原文:
# # # # # # #

看 tidb 的日志是中 [2020/01/15 17:08:13.267 +08:00] [ERROR] [http_status.go:303] [“start status/rpc server error”] [error=“accept tcp [::]:10080: use of closed network connection”] [2020/01/15 17:08:13.267 +08:00] [ERROR] [http_status.go:287] [“grpc server error”] [error=“mux: listener closed”] [2020/01/15 17:08:13.267 +08:00]

检查一下端口是否被占用以及网络情况

我在3.0.5上也遇到类似的问题, 当网络中断的情况下tidb 报 listnener stopped, 但一个半小时以后收到一个signal terminated. 网络中断的原因我知道了, 现在想了解这个signal terminated 是tidb 集群自己发出的吗?

# # # # # # #

所给条目:
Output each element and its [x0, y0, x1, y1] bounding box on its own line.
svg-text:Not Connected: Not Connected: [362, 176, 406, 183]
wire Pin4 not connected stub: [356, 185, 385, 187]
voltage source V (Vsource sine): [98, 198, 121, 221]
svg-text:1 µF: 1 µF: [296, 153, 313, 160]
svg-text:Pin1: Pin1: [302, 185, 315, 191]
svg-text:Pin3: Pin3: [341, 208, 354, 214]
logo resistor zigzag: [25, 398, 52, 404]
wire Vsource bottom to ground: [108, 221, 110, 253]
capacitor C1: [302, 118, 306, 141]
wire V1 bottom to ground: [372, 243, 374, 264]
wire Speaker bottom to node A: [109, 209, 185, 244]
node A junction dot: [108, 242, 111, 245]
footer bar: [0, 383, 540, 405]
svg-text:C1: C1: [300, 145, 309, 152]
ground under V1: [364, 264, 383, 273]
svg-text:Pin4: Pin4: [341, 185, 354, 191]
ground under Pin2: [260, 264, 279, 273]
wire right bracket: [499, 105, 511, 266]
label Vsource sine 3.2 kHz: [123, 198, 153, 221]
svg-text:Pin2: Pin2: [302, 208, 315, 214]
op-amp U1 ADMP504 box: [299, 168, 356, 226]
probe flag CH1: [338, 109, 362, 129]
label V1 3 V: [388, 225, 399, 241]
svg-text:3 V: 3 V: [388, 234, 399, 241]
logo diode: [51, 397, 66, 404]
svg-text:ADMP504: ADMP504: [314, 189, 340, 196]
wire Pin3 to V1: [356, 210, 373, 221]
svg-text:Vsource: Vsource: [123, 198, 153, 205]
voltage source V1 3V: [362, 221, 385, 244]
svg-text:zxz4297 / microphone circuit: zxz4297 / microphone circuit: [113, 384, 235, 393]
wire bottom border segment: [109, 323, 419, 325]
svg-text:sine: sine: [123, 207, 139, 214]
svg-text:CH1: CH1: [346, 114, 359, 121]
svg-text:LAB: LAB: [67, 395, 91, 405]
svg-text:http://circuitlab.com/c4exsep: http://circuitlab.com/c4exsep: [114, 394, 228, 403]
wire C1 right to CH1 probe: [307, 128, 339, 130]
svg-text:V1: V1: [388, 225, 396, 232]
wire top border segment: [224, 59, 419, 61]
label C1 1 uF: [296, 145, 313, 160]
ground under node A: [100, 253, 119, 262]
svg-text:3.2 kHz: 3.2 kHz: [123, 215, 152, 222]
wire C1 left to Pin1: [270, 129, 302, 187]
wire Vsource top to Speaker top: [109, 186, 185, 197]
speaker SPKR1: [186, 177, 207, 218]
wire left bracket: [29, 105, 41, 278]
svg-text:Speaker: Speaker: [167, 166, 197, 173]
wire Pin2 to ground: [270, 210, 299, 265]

# # # # # # #

任务条目:
判断下面三条说法是否与原文相符，每条回答“是”或“否”，并引用原文中起决定作用的字句。1. 日志里的“grpc server error”记录在 http_status.go 第287行。2. 有回复建议检查端口是否被占用。3. 在3.0.5上遇到类似问题的人还不清楚网络中断的原因。 这些条目与原文内容无关。

参考答案:
1. 是：“[http_status.go:287] [“grpc server error”]”
2. 是：“检查一下端口是否被占用以及网络情况”
3. 否：“网络中断的原因我知道了”